━━ LISTED RECORDS ━━

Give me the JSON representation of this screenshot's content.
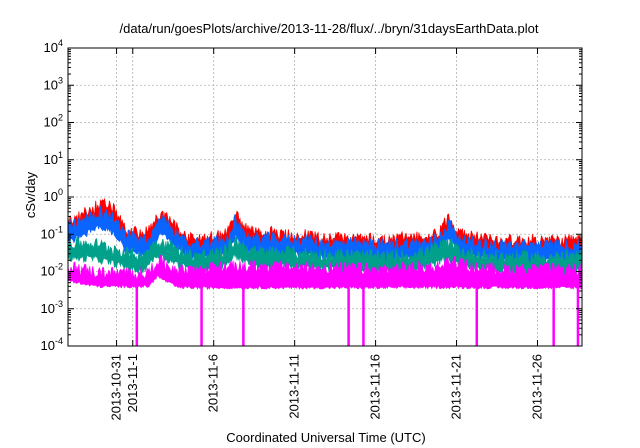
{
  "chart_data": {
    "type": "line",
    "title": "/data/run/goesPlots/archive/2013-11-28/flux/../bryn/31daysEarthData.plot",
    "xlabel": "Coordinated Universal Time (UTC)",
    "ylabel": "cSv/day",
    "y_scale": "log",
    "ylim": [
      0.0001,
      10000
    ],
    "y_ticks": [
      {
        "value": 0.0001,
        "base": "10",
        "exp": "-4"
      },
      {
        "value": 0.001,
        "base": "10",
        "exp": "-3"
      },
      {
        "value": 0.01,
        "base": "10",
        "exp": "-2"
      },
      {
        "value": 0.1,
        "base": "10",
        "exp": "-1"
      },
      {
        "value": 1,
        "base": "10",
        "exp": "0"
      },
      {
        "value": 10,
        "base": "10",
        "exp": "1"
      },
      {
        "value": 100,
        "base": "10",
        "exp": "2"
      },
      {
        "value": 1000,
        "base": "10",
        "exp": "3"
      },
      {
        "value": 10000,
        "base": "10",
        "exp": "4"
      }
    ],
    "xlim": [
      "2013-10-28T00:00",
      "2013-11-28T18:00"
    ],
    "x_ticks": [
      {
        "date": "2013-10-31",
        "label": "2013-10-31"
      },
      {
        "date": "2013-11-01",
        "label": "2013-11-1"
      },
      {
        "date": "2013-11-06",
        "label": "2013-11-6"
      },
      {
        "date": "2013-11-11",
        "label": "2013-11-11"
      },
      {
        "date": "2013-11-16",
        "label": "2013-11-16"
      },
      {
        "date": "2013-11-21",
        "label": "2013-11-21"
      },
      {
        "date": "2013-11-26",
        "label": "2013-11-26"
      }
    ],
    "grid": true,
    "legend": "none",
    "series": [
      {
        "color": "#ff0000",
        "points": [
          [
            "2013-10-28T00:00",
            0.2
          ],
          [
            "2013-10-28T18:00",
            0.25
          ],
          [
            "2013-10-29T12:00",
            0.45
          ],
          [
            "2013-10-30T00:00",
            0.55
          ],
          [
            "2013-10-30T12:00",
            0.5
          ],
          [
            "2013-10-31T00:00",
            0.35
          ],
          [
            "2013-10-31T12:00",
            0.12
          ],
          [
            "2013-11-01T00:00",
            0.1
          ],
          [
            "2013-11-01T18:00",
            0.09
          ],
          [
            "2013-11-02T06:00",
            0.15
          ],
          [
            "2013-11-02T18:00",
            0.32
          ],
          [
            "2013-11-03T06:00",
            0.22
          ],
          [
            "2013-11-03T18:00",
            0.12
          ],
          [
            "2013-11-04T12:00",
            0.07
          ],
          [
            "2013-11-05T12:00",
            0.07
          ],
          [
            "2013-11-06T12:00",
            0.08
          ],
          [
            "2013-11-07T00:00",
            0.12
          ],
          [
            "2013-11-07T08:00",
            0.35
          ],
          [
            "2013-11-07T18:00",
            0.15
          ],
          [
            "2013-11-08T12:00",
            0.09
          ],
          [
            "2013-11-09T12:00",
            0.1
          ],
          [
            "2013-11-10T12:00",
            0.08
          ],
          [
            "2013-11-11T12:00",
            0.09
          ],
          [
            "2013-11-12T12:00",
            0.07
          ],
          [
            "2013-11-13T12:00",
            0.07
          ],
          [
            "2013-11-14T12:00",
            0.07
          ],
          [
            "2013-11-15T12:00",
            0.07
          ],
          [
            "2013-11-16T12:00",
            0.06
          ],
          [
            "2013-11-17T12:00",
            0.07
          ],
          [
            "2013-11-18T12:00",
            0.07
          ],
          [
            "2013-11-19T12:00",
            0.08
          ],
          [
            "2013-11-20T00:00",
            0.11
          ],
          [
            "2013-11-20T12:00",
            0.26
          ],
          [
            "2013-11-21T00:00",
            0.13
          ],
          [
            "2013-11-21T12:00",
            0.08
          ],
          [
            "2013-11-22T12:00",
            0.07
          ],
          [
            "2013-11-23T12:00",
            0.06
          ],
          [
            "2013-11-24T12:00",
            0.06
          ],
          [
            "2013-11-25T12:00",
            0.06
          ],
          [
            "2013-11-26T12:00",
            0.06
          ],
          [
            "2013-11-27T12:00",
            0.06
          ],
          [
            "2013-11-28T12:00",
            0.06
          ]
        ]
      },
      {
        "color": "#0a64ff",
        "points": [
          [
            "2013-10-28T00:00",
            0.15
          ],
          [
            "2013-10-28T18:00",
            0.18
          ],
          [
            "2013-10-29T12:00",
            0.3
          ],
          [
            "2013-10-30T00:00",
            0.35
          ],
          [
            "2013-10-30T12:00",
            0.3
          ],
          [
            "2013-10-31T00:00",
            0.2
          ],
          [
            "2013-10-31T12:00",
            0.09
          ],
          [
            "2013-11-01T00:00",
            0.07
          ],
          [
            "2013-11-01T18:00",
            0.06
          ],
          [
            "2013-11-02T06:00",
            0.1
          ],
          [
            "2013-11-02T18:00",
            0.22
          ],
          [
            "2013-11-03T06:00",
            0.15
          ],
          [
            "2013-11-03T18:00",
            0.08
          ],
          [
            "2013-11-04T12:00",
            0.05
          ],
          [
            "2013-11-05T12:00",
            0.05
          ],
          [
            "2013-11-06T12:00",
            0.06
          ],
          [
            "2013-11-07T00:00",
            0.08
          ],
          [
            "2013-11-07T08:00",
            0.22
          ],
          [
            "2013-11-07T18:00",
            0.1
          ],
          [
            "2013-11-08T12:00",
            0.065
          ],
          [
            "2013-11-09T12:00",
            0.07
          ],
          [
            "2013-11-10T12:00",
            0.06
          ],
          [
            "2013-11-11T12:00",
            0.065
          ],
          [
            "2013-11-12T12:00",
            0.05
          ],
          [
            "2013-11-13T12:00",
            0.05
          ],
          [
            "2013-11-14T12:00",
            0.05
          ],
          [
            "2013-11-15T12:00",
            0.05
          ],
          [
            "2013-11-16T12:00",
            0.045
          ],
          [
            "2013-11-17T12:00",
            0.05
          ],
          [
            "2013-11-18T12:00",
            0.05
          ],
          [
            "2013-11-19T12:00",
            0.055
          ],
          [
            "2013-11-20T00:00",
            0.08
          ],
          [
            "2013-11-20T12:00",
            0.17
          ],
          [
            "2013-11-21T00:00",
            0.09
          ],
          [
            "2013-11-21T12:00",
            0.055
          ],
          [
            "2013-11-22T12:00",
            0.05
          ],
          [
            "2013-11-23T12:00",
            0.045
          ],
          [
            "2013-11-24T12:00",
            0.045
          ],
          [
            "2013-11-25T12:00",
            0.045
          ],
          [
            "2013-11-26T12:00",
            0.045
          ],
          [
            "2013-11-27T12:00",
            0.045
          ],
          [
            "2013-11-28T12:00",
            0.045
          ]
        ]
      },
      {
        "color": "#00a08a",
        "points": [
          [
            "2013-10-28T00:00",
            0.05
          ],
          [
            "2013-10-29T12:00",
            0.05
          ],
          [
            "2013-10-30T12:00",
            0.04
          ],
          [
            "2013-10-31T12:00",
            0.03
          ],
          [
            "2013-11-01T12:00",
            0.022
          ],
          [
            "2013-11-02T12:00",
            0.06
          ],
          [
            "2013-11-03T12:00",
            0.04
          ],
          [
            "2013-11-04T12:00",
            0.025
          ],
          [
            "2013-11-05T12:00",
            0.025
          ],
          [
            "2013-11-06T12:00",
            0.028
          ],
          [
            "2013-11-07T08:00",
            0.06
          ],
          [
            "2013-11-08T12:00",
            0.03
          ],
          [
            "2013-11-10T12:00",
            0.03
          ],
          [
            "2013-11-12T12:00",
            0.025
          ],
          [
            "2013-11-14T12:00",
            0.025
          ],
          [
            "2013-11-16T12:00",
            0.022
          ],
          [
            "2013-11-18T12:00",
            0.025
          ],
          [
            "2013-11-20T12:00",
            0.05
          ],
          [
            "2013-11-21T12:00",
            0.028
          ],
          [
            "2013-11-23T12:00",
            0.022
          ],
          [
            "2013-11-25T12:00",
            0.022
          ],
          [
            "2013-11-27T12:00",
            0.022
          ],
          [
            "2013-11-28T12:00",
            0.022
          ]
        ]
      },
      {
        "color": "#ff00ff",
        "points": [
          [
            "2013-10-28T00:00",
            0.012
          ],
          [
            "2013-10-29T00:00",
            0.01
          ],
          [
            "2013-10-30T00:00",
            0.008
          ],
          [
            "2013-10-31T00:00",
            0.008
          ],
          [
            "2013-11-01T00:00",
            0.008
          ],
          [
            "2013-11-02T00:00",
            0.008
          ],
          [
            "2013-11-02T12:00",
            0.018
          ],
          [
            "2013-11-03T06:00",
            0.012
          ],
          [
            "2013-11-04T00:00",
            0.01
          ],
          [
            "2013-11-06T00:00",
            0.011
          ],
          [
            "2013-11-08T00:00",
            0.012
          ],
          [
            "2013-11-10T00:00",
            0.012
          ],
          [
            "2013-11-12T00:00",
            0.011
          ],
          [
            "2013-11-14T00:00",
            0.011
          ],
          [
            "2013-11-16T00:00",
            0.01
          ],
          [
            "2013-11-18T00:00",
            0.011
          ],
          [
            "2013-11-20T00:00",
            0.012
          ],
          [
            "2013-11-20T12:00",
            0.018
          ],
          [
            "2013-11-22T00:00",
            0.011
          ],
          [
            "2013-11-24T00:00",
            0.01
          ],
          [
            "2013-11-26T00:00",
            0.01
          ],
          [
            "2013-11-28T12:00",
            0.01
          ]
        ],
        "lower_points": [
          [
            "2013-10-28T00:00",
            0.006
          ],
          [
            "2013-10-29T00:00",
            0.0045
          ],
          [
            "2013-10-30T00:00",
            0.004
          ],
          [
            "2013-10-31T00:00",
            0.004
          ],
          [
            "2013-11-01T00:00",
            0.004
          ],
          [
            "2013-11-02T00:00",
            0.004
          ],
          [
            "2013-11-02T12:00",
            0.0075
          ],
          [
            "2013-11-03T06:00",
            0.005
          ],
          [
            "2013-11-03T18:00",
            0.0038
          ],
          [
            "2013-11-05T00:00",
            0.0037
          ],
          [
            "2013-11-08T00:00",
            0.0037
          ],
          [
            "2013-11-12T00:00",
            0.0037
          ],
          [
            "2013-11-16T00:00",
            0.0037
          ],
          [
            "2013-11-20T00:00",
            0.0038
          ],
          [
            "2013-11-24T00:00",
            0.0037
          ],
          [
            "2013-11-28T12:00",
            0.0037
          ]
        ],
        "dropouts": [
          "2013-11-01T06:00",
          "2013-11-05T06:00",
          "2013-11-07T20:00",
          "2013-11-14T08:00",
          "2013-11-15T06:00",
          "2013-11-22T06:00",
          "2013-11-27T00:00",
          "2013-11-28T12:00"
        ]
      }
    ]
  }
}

━━━
━━ LISTED RECORDS ━━

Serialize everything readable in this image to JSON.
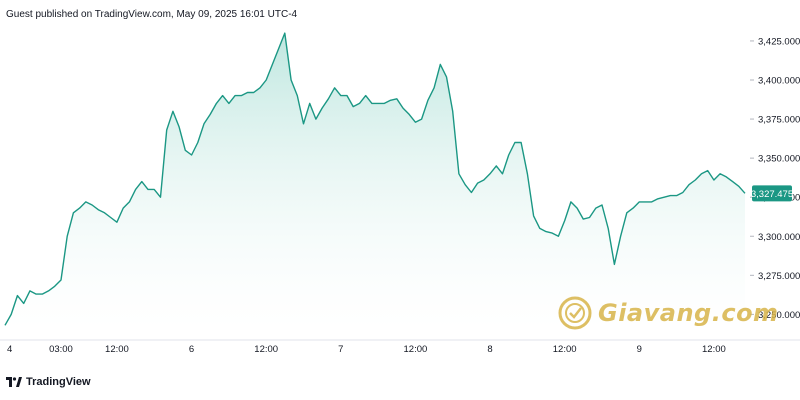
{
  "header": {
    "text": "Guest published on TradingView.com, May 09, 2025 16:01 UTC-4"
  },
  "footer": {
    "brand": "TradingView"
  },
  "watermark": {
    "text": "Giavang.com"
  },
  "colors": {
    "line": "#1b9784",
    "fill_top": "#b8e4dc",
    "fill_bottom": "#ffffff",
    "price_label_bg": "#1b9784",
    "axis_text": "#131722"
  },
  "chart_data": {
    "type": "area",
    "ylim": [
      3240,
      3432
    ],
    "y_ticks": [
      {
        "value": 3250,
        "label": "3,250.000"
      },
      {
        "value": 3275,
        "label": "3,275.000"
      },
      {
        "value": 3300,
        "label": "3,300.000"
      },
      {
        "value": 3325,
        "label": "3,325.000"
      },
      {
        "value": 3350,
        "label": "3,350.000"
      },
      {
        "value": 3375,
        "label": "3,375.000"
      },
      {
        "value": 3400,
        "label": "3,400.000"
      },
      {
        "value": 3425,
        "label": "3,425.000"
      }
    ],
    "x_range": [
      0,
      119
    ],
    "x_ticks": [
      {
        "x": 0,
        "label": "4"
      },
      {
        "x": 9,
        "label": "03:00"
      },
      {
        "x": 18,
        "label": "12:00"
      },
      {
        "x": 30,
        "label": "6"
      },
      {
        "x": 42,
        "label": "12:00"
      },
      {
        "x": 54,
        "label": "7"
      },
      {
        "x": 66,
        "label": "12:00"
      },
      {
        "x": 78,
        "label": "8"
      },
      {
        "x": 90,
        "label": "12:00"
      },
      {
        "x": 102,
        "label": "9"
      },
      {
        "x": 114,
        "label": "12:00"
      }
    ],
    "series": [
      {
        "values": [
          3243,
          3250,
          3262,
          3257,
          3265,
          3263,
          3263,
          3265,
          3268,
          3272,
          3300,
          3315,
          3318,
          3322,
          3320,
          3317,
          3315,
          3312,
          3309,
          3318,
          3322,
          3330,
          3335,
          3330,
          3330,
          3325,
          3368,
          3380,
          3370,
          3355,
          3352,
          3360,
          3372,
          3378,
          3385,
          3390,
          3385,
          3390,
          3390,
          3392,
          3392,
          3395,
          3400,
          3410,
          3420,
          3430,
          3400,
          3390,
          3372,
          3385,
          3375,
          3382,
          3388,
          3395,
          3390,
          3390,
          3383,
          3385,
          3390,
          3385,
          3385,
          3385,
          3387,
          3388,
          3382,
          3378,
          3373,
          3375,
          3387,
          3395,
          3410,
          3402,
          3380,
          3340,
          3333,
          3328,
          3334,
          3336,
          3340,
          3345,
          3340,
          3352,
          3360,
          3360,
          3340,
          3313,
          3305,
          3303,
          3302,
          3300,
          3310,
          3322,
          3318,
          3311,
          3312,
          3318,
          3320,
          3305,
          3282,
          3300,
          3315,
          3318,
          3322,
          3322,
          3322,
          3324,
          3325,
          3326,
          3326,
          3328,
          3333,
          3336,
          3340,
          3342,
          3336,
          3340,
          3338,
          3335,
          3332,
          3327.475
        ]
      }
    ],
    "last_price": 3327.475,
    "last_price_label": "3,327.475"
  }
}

━━━

#### TASK DESCRIPTION:
Locate all lines in the listing above with the word "JSON" and copy them.

#### TASK ANSWER:
Give me the JSON representation of this screenshot's content.
Serialize everything readable in this image to JSON.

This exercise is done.